Start of Provided entries
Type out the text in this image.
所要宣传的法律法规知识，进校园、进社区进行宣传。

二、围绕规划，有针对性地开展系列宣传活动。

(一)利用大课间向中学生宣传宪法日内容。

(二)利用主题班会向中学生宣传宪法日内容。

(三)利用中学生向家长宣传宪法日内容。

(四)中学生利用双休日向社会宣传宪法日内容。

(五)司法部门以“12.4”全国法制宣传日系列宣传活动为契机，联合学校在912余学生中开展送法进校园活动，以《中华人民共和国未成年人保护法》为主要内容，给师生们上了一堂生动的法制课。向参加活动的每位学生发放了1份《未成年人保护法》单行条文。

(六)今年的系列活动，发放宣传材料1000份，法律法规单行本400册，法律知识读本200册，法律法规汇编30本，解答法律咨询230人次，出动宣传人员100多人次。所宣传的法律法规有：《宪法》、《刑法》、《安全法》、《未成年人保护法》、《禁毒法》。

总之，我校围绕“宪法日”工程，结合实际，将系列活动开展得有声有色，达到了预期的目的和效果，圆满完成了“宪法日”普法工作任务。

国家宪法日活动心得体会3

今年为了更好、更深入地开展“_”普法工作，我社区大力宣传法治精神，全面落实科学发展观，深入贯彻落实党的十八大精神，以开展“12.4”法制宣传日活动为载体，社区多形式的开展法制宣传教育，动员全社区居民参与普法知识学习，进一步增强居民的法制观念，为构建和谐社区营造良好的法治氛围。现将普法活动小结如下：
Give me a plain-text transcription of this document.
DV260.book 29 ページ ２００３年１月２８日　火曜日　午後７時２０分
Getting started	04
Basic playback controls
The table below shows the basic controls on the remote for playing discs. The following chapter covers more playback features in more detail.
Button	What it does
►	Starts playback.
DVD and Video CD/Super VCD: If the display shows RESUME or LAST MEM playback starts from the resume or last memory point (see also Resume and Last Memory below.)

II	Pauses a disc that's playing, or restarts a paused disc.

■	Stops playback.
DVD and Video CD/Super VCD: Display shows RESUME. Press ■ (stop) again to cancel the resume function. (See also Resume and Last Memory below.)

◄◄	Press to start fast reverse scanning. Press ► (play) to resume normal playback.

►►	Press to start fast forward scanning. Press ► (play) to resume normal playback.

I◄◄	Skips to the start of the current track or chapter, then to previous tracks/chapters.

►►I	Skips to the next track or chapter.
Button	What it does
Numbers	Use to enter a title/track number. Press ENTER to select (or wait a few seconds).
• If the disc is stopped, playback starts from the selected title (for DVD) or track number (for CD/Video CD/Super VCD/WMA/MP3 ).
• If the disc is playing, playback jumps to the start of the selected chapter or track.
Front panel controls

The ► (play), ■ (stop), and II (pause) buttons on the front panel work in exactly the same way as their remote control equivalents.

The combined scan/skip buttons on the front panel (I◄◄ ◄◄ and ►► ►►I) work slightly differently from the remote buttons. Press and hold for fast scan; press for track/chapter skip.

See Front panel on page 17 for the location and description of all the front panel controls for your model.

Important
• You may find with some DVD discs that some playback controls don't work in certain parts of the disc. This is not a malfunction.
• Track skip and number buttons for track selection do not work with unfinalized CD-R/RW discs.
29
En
End of Provided entries
§ **Task brief**
Give only the number of lines in the records that contain the string "Memory".

§ **The result**
2